GIVEN INFORMATION

<<<<

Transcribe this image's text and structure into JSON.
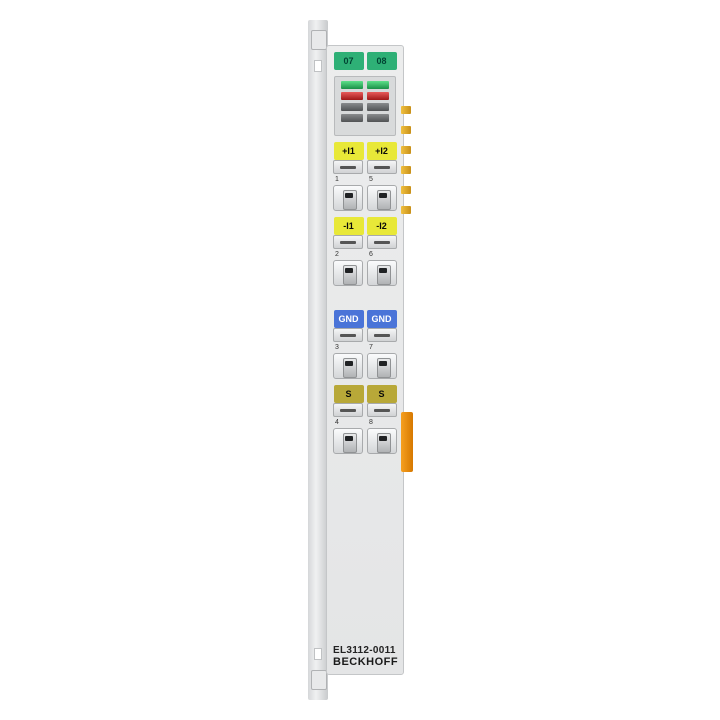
{
  "module": {
    "model": "EL3112-0011",
    "brand": "BECKHOFF",
    "body_color": "#e6e7e8",
    "rail_color": "#d5d7d9",
    "top_chips": [
      {
        "text": "07",
        "class": "green"
      },
      {
        "text": "08",
        "class": "green"
      }
    ],
    "leds": [
      [
        "g",
        "g"
      ],
      [
        "r",
        "r"
      ],
      [
        "gr",
        "gr"
      ],
      [
        "gr",
        "gr"
      ]
    ],
    "groups": [
      {
        "chips": [
          {
            "text": "+I1",
            "class": "yellow"
          },
          {
            "text": "+I2",
            "class": "yellow"
          }
        ],
        "nums": [
          "1",
          "5"
        ]
      },
      {
        "chips": [
          {
            "text": "-I1",
            "class": "yellow"
          },
          {
            "text": "-I2",
            "class": "yellow"
          }
        ],
        "nums": [
          "2",
          "6"
        ]
      },
      {
        "chips": [
          {
            "text": "GND",
            "class": "blue"
          },
          {
            "text": "GND",
            "class": "blue"
          }
        ],
        "nums": [
          "3",
          "7"
        ]
      },
      {
        "chips": [
          {
            "text": "S",
            "class": "olive"
          },
          {
            "text": "S",
            "class": "olive"
          }
        ],
        "nums": [
          "4",
          "8"
        ]
      }
    ],
    "side_pin_count": 6,
    "colors": {
      "green": "#2eb076",
      "yellow": "#e8e838",
      "blue": "#4a74d8",
      "olive": "#b8a838",
      "orange": "#f6a020",
      "gold_pin": "#f0c040"
    }
  }
}
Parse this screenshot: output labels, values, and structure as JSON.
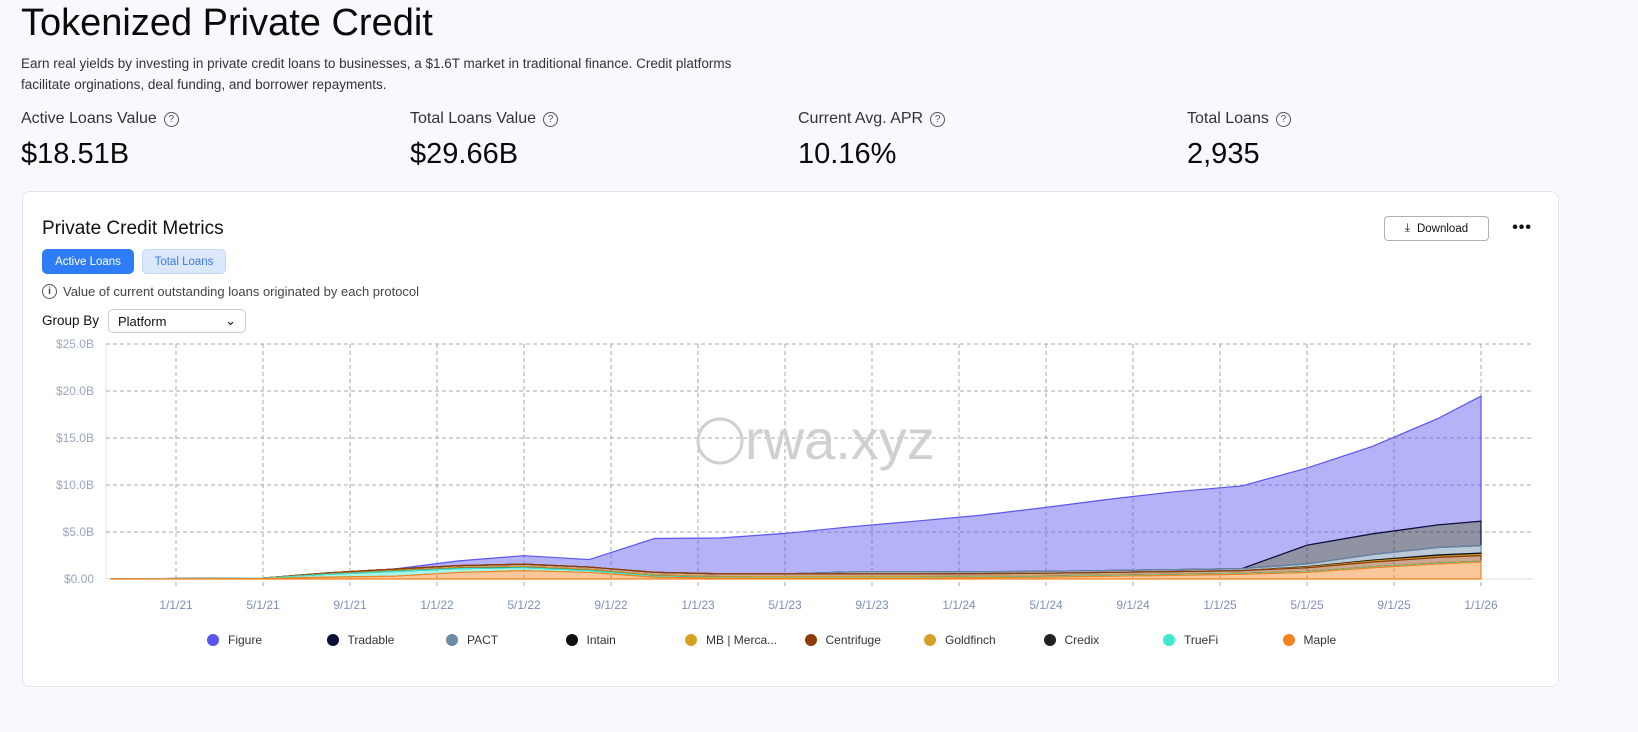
{
  "header": {
    "title": "Tokenized Private Credit",
    "description": "Earn real yields by investing in private credit loans to businesses, a $1.6T market in traditional finance. Credit platforms facilitate orginations, deal funding, and borrower repayments."
  },
  "stats": [
    {
      "label": "Active Loans Value",
      "value": "$18.51B"
    },
    {
      "label": "Total Loans Value",
      "value": "$29.66B"
    },
    {
      "label": "Current Avg. APR",
      "value": "10.16%"
    },
    {
      "label": "Total Loans",
      "value": "2,935"
    }
  ],
  "card": {
    "title": "Private Credit Metrics",
    "tabs": [
      "Active Loans",
      "Total Loans"
    ],
    "info": "Value of current outstanding loans originated by each protocol",
    "group_by_label": "Group By",
    "group_by_value": "Platform",
    "download_label": "Download",
    "more_label": "•••",
    "watermark": "rwa.xyz"
  },
  "chart_data": {
    "type": "area",
    "stacked": true,
    "ylim": [
      0,
      25
    ],
    "yticks": [
      "$0.00",
      "$5.0B",
      "$10.0B",
      "$15.0B",
      "$20.0B",
      "$25.0B"
    ],
    "xticks": [
      "1/1/21",
      "5/1/21",
      "9/1/21",
      "1/1/22",
      "5/1/22",
      "9/1/22",
      "1/1/23",
      "5/1/23",
      "9/1/23",
      "1/1/24",
      "5/1/24",
      "9/1/24",
      "1/1/25",
      "5/1/25",
      "9/1/25",
      "1/1/26"
    ],
    "x": [
      "2020-10",
      "2021-02",
      "2021-05",
      "2021-08",
      "2021-11",
      "2022-02",
      "2022-05",
      "2022-08",
      "2022-11",
      "2023-02",
      "2023-05",
      "2023-08",
      "2023-11",
      "2024-02",
      "2024-05",
      "2024-08",
      "2024-11",
      "2025-02",
      "2025-05",
      "2025-08",
      "2025-11",
      "2026-01"
    ],
    "series": [
      {
        "name": "Figure",
        "color": "#5b55f0",
        "values": [
          0,
          0,
          0,
          0,
          0,
          0.5,
          0.9,
          0.8,
          3.6,
          3.8,
          4.3,
          4.8,
          5.4,
          6.0,
          6.8,
          7.6,
          8.3,
          8.8,
          8.2,
          9.3,
          11.3,
          13.3
        ]
      },
      {
        "name": "Tradable",
        "color": "#0b1033",
        "values": [
          0,
          0,
          0,
          0,
          0,
          0,
          0,
          0,
          0,
          0,
          0,
          0,
          0,
          0,
          0,
          0,
          0,
          0,
          2.0,
          2.2,
          2.4,
          2.6
        ]
      },
      {
        "name": "PACT",
        "color": "#6a8aa8",
        "values": [
          0,
          0,
          0,
          0,
          0,
          0,
          0,
          0,
          0,
          0,
          0,
          0.2,
          0.2,
          0.2,
          0.2,
          0.2,
          0.2,
          0.2,
          0.3,
          0.6,
          0.8,
          0.8
        ]
      },
      {
        "name": "Intain",
        "color": "#111111",
        "values": [
          0,
          0,
          0,
          0,
          0,
          0,
          0,
          0,
          0,
          0,
          0,
          0,
          0,
          0,
          0,
          0,
          0,
          0,
          0.05,
          0.1,
          0.15,
          0.15
        ]
      },
      {
        "name": "MB | Merca...",
        "color": "#d6a020",
        "values": [
          0,
          0,
          0,
          0,
          0,
          0,
          0,
          0,
          0,
          0,
          0,
          0,
          0,
          0,
          0,
          0,
          0,
          0,
          0.05,
          0.1,
          0.1,
          0.1
        ]
      },
      {
        "name": "Centrifuge",
        "color": "#8b3a0a",
        "values": [
          0,
          0,
          0,
          0.1,
          0.15,
          0.2,
          0.25,
          0.25,
          0.3,
          0.3,
          0.3,
          0.3,
          0.3,
          0.3,
          0.3,
          0.3,
          0.3,
          0.3,
          0.4,
          0.5,
          0.6,
          0.6
        ]
      },
      {
        "name": "Goldfinch",
        "color": "#d4a02a",
        "values": [
          0,
          0,
          0,
          0.05,
          0.08,
          0.1,
          0.1,
          0.1,
          0.1,
          0.1,
          0.1,
          0.1,
          0.1,
          0.08,
          0.07,
          0.06,
          0.05,
          0.05,
          0.05,
          0.05,
          0.05,
          0.05
        ]
      },
      {
        "name": "Credix",
        "color": "#222222",
        "values": [
          0,
          0,
          0,
          0.01,
          0.02,
          0.03,
          0.03,
          0.02,
          0.01,
          0.01,
          0,
          0,
          0,
          0,
          0,
          0,
          0,
          0,
          0,
          0,
          0,
          0
        ]
      },
      {
        "name": "TrueFi",
        "color": "#3ee8d0",
        "values": [
          0,
          0.03,
          0.05,
          0.3,
          0.5,
          0.4,
          0.3,
          0.2,
          0.1,
          0.05,
          0.05,
          0.05,
          0.05,
          0.05,
          0.05,
          0.05,
          0.05,
          0.05,
          0.05,
          0.05,
          0.05,
          0.05
        ]
      },
      {
        "name": "Maple",
        "color": "#f5821f",
        "values": [
          0.02,
          0.02,
          0.05,
          0.2,
          0.3,
          0.7,
          0.9,
          0.7,
          0.2,
          0.1,
          0.1,
          0.1,
          0.1,
          0.15,
          0.2,
          0.3,
          0.4,
          0.5,
          0.7,
          1.2,
          1.6,
          1.8
        ]
      }
    ]
  }
}
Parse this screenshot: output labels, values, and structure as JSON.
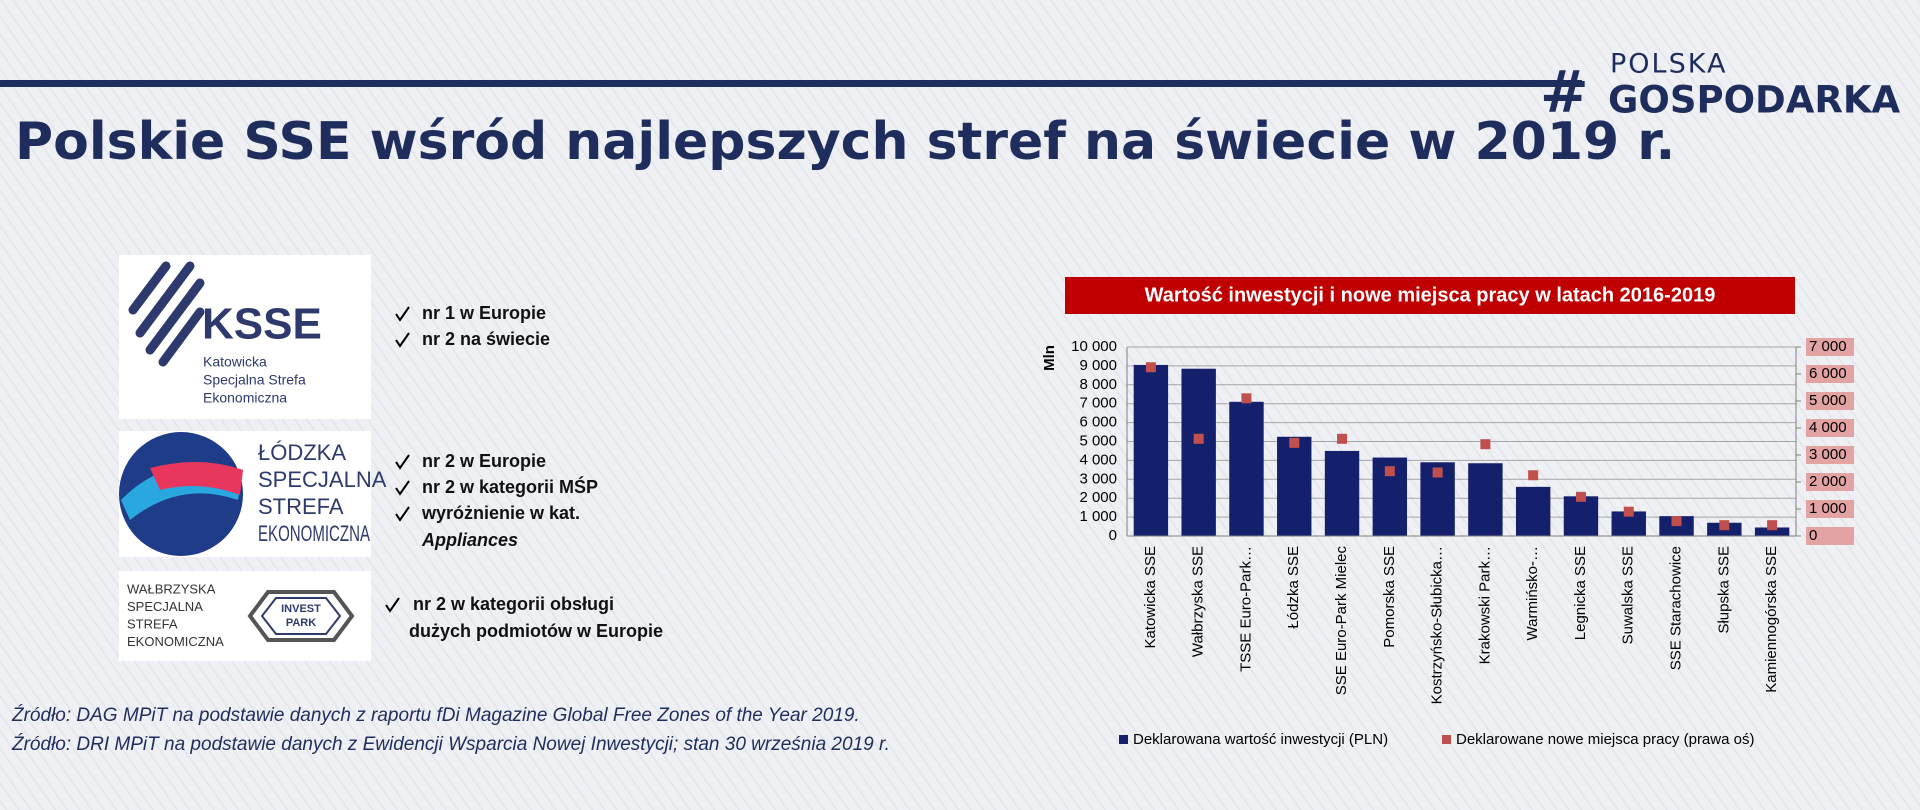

>>>>

REQUIREMENTS
Pick out and copy every line that contains the word "Credit".

ANSWER IN FULL
    "title": "Tokenized Private Credit",
    "description": "Earn real yields by investing in private credit loans to businesses, a $1.6T market in traditional finance. Credit platforms facilitate orginations, deal funding, and borrower repayments."
    "title": "Private Credit Metrics",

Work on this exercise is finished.